**** Records for processing
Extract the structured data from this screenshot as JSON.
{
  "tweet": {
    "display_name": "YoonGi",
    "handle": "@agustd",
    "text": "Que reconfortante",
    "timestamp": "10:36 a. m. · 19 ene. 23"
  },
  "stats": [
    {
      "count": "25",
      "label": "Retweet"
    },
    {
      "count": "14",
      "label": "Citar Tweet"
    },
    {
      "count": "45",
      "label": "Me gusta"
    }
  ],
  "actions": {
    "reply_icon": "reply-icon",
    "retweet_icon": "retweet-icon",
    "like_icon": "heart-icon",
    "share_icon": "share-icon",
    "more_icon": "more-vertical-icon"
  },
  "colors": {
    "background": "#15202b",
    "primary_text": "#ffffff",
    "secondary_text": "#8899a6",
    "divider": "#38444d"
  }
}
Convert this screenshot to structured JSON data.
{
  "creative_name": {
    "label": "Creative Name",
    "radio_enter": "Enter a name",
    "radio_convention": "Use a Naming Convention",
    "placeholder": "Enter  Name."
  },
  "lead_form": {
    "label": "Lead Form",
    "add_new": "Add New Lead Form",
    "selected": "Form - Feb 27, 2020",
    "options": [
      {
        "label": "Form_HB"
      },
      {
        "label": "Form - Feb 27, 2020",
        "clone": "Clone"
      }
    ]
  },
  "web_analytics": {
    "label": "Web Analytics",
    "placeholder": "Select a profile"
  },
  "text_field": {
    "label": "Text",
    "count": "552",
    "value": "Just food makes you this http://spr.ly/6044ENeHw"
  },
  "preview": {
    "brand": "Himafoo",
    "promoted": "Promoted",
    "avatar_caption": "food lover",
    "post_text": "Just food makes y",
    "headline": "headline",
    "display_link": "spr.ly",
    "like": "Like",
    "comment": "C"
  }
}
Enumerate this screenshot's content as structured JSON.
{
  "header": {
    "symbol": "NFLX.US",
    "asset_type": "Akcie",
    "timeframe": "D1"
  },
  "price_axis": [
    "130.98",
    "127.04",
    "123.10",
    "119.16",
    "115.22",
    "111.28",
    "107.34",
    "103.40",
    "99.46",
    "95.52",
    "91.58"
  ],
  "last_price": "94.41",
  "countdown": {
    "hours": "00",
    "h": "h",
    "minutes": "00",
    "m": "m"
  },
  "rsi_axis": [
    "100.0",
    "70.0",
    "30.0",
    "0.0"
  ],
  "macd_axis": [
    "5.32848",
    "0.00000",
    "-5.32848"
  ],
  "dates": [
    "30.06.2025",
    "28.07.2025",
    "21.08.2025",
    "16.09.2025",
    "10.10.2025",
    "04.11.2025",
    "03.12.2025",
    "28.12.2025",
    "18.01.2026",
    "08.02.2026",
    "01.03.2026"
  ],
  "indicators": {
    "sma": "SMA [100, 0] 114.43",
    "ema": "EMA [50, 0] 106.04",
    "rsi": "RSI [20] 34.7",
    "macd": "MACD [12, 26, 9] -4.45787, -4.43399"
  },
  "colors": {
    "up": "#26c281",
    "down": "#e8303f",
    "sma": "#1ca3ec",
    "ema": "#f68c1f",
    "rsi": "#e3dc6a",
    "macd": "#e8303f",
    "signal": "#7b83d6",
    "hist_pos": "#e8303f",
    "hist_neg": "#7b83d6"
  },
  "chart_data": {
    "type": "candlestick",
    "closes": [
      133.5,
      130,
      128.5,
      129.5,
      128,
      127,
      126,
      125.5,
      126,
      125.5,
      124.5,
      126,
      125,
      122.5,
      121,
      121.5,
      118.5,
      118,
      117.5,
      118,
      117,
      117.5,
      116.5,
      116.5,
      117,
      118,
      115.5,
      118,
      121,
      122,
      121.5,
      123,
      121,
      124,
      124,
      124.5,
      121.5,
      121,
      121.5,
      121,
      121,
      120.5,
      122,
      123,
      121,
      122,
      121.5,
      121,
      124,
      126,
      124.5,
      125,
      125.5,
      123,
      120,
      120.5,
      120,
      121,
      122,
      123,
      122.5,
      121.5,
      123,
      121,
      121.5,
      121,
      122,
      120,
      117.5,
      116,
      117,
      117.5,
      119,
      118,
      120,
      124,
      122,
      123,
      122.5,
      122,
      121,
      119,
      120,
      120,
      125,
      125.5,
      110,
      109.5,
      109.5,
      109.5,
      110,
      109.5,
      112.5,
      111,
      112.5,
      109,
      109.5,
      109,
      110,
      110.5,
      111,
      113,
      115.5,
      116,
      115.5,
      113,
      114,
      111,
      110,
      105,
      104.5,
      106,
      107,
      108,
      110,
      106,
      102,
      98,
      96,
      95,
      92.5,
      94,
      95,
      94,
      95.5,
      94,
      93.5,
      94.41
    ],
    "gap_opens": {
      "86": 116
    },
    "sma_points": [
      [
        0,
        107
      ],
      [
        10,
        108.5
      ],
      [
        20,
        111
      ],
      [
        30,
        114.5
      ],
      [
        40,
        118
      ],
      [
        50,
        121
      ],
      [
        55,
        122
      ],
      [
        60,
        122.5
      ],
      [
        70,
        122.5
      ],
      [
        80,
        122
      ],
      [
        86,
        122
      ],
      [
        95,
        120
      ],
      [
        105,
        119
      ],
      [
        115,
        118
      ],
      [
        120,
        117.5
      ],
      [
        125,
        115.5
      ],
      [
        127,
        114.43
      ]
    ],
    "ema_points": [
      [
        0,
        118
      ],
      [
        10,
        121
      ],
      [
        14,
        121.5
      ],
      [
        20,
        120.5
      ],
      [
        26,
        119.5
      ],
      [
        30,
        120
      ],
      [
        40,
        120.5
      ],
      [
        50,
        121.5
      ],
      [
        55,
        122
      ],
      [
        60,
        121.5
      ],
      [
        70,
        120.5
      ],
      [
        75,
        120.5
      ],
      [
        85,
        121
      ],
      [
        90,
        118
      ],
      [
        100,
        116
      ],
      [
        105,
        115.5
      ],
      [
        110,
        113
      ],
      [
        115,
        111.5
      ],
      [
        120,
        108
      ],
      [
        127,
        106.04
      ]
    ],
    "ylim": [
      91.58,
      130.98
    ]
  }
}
********
## [Task brief]
Find the lines containing "Just" and list every one of them.

## [Written solution]
    "value": "Just food makes you this http://spr.ly/6044ENeHw"
    "post_text": "Just food makes y",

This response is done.